--- start of Dataset excerpts ---

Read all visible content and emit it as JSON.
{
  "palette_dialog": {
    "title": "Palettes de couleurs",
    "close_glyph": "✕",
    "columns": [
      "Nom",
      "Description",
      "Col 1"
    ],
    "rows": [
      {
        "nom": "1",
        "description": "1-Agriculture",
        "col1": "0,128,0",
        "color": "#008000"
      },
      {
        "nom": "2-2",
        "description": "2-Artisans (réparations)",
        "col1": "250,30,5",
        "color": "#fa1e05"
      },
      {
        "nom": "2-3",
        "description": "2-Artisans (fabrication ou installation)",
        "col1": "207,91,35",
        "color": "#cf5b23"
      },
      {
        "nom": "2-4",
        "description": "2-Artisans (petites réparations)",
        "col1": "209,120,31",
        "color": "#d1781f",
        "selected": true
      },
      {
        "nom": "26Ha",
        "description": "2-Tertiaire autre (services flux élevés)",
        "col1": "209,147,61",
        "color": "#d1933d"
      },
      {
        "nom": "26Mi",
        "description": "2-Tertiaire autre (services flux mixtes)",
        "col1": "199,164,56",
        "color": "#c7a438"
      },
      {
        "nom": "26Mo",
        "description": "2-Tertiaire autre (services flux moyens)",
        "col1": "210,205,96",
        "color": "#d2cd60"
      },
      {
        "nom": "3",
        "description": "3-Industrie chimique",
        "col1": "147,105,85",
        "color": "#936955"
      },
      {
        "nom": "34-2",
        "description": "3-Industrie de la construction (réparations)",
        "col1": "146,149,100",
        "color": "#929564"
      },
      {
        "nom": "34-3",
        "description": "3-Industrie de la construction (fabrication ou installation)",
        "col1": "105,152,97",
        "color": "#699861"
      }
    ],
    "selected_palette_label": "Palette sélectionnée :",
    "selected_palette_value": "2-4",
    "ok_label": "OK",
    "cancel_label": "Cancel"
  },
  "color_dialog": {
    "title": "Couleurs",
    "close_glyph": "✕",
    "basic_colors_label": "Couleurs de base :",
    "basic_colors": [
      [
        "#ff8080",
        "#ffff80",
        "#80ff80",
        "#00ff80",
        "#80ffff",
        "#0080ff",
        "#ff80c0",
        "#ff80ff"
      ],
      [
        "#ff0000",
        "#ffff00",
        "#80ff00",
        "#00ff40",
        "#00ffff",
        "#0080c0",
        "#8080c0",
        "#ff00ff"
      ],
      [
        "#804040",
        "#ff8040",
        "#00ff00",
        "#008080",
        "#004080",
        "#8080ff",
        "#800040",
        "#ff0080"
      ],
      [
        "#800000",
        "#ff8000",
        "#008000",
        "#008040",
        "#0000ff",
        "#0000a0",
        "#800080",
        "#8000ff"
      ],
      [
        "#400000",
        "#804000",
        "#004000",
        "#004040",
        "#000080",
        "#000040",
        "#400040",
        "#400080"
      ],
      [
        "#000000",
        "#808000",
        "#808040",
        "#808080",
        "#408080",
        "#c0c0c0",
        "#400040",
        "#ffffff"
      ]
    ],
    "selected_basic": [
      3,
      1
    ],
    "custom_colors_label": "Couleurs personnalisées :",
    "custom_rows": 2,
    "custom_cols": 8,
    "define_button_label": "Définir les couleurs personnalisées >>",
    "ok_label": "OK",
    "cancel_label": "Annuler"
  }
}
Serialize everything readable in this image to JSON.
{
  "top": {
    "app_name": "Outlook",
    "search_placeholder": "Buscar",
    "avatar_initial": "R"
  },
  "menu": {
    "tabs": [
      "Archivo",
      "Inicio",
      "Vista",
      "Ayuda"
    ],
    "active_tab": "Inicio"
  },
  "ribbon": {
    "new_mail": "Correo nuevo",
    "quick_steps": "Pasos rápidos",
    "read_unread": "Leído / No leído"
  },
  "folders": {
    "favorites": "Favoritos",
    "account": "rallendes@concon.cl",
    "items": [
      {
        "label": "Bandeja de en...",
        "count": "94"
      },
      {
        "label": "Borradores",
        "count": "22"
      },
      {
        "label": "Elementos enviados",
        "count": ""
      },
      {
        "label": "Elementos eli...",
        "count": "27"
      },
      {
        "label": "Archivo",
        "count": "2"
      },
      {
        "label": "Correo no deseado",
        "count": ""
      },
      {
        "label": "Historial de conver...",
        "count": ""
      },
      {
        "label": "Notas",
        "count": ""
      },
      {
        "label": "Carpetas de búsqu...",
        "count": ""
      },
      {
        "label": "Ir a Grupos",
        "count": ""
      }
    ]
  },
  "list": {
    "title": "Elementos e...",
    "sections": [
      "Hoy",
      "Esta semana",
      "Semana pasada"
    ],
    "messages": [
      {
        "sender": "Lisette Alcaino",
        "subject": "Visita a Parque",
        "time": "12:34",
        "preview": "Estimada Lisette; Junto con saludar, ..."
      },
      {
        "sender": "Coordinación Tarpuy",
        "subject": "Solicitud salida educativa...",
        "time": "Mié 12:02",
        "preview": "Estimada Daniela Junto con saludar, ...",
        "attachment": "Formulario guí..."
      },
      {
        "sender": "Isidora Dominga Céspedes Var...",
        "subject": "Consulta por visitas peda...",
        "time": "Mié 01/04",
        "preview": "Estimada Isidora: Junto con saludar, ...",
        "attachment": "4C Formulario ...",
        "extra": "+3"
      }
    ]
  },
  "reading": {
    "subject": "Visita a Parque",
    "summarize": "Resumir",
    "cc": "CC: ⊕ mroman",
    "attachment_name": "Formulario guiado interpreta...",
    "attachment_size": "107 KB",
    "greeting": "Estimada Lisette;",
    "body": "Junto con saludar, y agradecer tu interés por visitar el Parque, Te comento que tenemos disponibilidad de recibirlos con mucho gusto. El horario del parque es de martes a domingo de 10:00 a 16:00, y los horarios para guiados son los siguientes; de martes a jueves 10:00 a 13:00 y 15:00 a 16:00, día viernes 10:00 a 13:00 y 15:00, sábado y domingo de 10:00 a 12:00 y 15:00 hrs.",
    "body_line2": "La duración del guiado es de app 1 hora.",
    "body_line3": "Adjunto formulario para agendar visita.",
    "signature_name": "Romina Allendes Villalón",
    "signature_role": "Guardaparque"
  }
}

--- end of Dataset excerpts ---

Written task -
Each entry above needs to be retyped exactly.

Correct response -
Read all visible content and emit it as JSON.
{
  "palette_dialog": {
    "title": "Palettes de couleurs",
    "close_glyph": "✕",
    "columns": [
      "Nom",
      "Description",
      "Col 1"
    ],
    "rows": [
      {
        "nom": "1",
        "description": "1-Agriculture",
        "col1": "0,128,0",
        "color": "#008000"
      },
      {
        "nom": "2-2",
        "description": "2-Artisans (réparations)",
        "col1": "250,30,5",
        "color": "#fa1e05"
      },
      {
        "nom": "2-3",
        "description": "2-Artisans (fabrication ou installation)",
        "col1": "207,91,35",
        "color": "#cf5b23"
      },
      {
        "nom": "2-4",
        "description": "2-Artisans (petites réparations)",
        "col1": "209,120,31",
        "color": "#d1781f",
        "selected": true
      },
      {
        "nom": "26Ha",
        "description": "2-Tertiaire autre (services flux élevés)",
        "col1": "209,147,61",
        "color": "#d1933d"
      },
      {
        "nom": "26Mi",
        "description": "2-Tertiaire autre (services flux mixtes)",
        "col1": "199,164,56",
        "color": "#c7a438"
      },
      {
        "nom": "26Mo",
        "description": "2-Tertiaire autre (services flux moyens)",
        "col1": "210,205,96",
        "color": "#d2cd60"
      },
      {
        "nom": "3",
        "description": "3-Industrie chimique",
        "col1": "147,105,85",
        "color": "#936955"
      },
      {
        "nom": "34-2",
        "description": "3-Industrie de la construction (réparations)",
        "col1": "146,149,100",
        "color": "#929564"
      },
      {
        "nom": "34-3",
        "description": "3-Industrie de la construction (fabrication ou installation)",
        "col1": "105,152,97",
        "color": "#699861"
      }
    ],
    "selected_palette_label": "Palette sélectionnée :",
    "selected_palette_value": "2-4",
    "ok_label": "OK",
    "cancel_label": "Cancel"
  },
  "color_dialog": {
    "title": "Couleurs",
    "close_glyph": "✕",
    "basic_colors_label": "Couleurs de base :",
    "basic_colors": [
      [
        "#ff8080",
        "#ffff80",
        "#80ff80",
        "#00ff80",
        "#80ffff",
        "#0080ff",
        "#ff80c0",
        "#ff80ff"
      ],
      [
        "#ff0000",
        "#ffff00",
        "#80ff00",
        "#00ff40",
        "#00ffff",
        "#0080c0",
        "#8080c0",
        "#ff00ff"
      ],
      [
        "#804040",
        "#ff8040",
        "#00ff00",
        "#008080",
        "#004080",
        "#8080ff",
        "#800040",
        "#ff0080"
      ],
      [
        "#800000",
        "#ff8000",
        "#008000",
        "#008040",
        "#0000ff",
        "#0000a0",
        "#800080",
        "#8000ff"
      ],
      [
        "#400000",
        "#804000",
        "#004000",
        "#004040",
        "#000080",
        "#000040",
        "#400040",
        "#400080"
      ],
      [
        "#000000",
        "#808000",
        "#808040",
        "#808080",
        "#408080",
        "#c0c0c0",
        "#400040",
        "#ffffff"
      ]
    ],
    "selected_basic": [
      3,
      1
    ],
    "custom_colors_label": "Couleurs personnalisées :",
    "custom_rows": 2,
    "custom_cols": 8,
    "define_button_label": "Définir les couleurs personnalisées >>",
    "ok_label": "OK",
    "cancel_label": "Annuler"
  }
}
Serialize everything readable in this image to JSON.
{
  "top": {
    "app_name": "Outlook",
    "search_placeholder": "Buscar",
    "avatar_initial": "R"
  },
  "menu": {
    "tabs": [
      "Archivo",
      "Inicio",
      "Vista",
      "Ayuda"
    ],
    "active_tab": "Inicio"
  },
  "ribbon": {
    "new_mail": "Correo nuevo",
    "quick_steps": "Pasos rápidos",
    "read_unread": "Leído / No leído"
  },
  "folders": {
    "favorites": "Favoritos",
    "account": "rallendes@concon.cl",
    "items": [
      {
        "label": "Bandeja de en...",
        "count": "94"
      },
      {
        "label": "Borradores",
        "count": "22"
      },
      {
        "label": "Elementos enviados",
        "count": ""
      },
      {
        "label": "Elementos eli...",
        "count": "27"
      },
      {
        "label": "Archivo",
        "count": "2"
      },
      {
        "label": "Correo no deseado",
        "count": ""
      },
      {
        "label": "Historial de conver...",
        "count": ""
      },
      {
        "label": "Notas",
        "count": ""
      },
      {
        "label": "Carpetas de búsqu...",
        "count": ""
      },
      {
        "label": "Ir a Grupos",
        "count": ""
      }
    ]
  },
  "list": {
    "title": "Elementos e...",
    "sections": [
      "Hoy",
      "Esta semana",
      "Semana pasada"
    ],
    "messages": [
      {
        "sender": "Lisette Alcaino",
        "subject": "Visita a Parque",
        "time": "12:34",
        "preview": "Estimada Lisette; Junto con saludar, ..."
      },
      {
        "sender": "Coordinación Tarpuy",
        "subject": "Solicitud salida educativa...",
        "time": "Mié 12:02",
        "preview": "Estimada Daniela Junto con saludar, ...",
        "attachment": "Formulario guí..."
      },
      {
        "sender": "Isidora Dominga Céspedes Var...",
        "subject": "Consulta por visitas peda...",
        "time": "Mié 01/04",
        "preview": "Estimada Isidora: Junto con saludar, ...",
        "attachment": "4C Formulario ...",
        "extra": "+3"
      }
    ]
  },
  "reading": {
    "subject": "Visita a Parque",
    "summarize": "Resumir",
    "cc": "CC: ⊕ mroman",
    "attachment_name": "Formulario guiado interpreta...",
    "attachment_size": "107 KB",
    "greeting": "Estimada Lisette;",
    "body": "Junto con saludar, y agradecer tu interés por visitar el Parque, Te comento que tenemos disponibilidad de recibirlos con mucho gusto. El horario del parque es de martes a domingo de 10:00 a 16:00, y los horarios para guiados son los siguientes; de martes a jueves 10:00 a 13:00 y 15:00 a 16:00, día viernes 10:00 a 13:00 y 15:00, sábado y domingo de 10:00 a 12:00 y 15:00 hrs.",
    "body_line2": "La duración del guiado es de app 1 hora.",
    "body_line3": "Adjunto formulario para agendar visita.",
    "signature_name": "Romina Allendes Villalón",
    "signature_role": "Guardaparque"
  }
}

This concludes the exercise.